Task details: Repeat the data below exactly, dropping any pictures it holds.

Given records:
┄┄┄┄┄┄

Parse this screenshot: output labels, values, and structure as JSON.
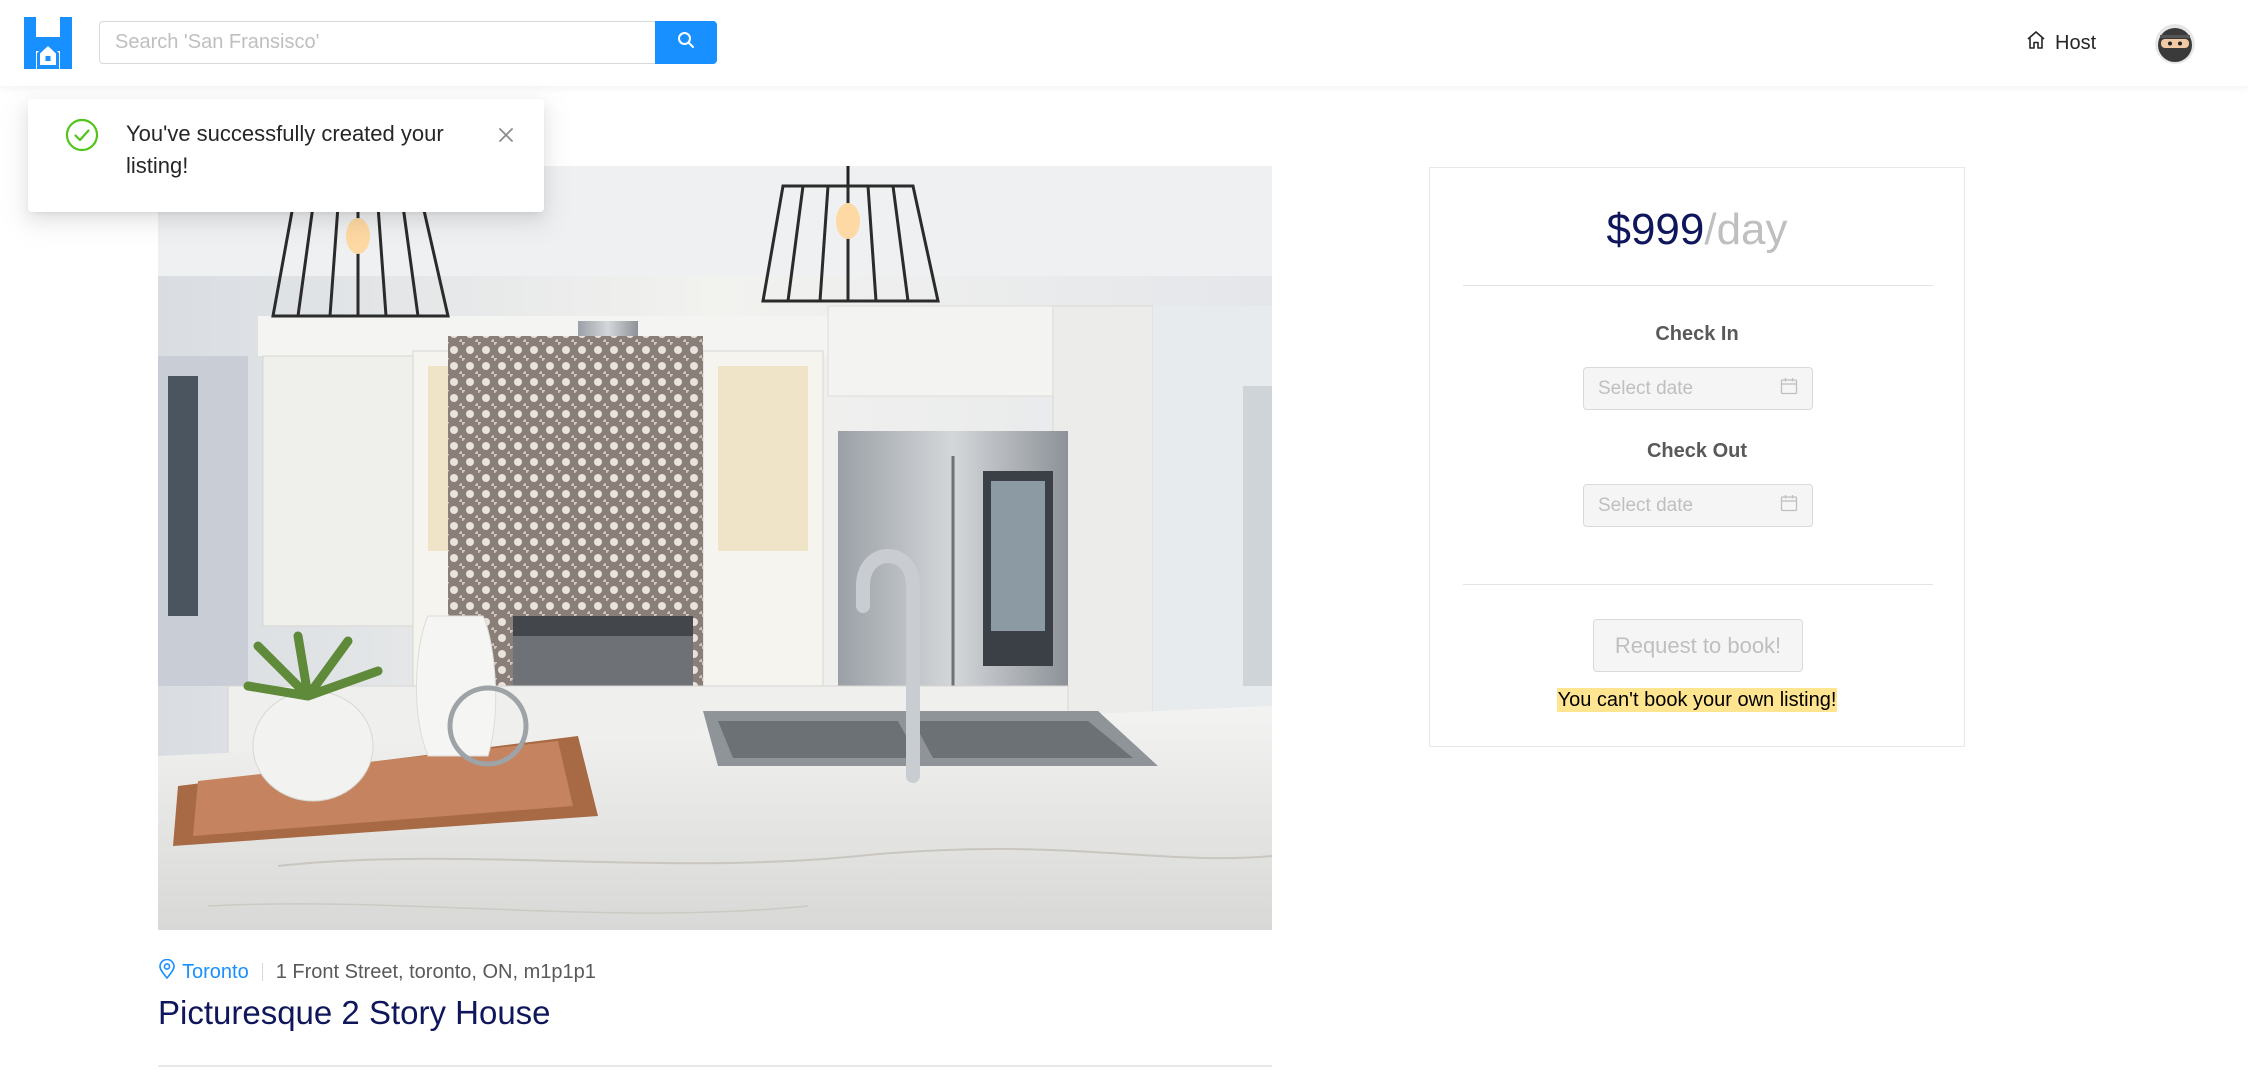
{
  "header": {
    "logo_icon": "house-logo-icon",
    "search": {
      "placeholder": "Search 'San Fransisco'",
      "value": ""
    },
    "search_icon": "search-icon",
    "host_label": "Host",
    "host_icon": "home-icon",
    "avatar_icon": "ninja-avatar"
  },
  "notification": {
    "icon": "check-circle-icon",
    "message": "You've successfully created your listing!",
    "close_icon": "close-icon"
  },
  "listing": {
    "image": "kitchen-photo",
    "city": "Toronto",
    "address": "1 Front Street, toronto, ON, m1p1p1",
    "title": "Picturesque 2 Story House"
  },
  "booking": {
    "price": "$999",
    "price_unit": "/day",
    "check_in_label": "Check In",
    "check_in_placeholder": "Select date",
    "check_out_label": "Check Out",
    "check_out_placeholder": "Select date",
    "book_button_label": "Request to book!",
    "warning": "You can't book your own listing!"
  },
  "colors": {
    "accent": "#1890ff",
    "title": "#10165b",
    "success": "#52c41a",
    "warning_bg": "#ffe58f"
  }
}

┄┄┄┄┄┄

The response:
Parse this screenshot: output labels, values, and structure as JSON.
{
  "header": {
    "logo_icon": "house-logo-icon",
    "search": {
      "placeholder": "Search 'San Fransisco'",
      "value": ""
    },
    "search_icon": "search-icon",
    "host_label": "Host",
    "host_icon": "home-icon",
    "avatar_icon": "ninja-avatar"
  },
  "notification": {
    "icon": "check-circle-icon",
    "message": "You've successfully created your listing!",
    "close_icon": "close-icon"
  },
  "listing": {
    "image": "kitchen-photo",
    "city": "Toronto",
    "address": "1 Front Street, toronto, ON, m1p1p1",
    "title": "Picturesque 2 Story House"
  },
  "booking": {
    "price": "$999",
    "price_unit": "/day",
    "check_in_label": "Check In",
    "check_in_placeholder": "Select date",
    "check_out_label": "Check Out",
    "check_out_placeholder": "Select date",
    "book_button_label": "Request to book!",
    "warning": "You can't book your own listing!"
  },
  "colors": {
    "accent": "#1890ff",
    "title": "#10165b",
    "success": "#52c41a",
    "warning_bg": "#ffe58f"
  }
}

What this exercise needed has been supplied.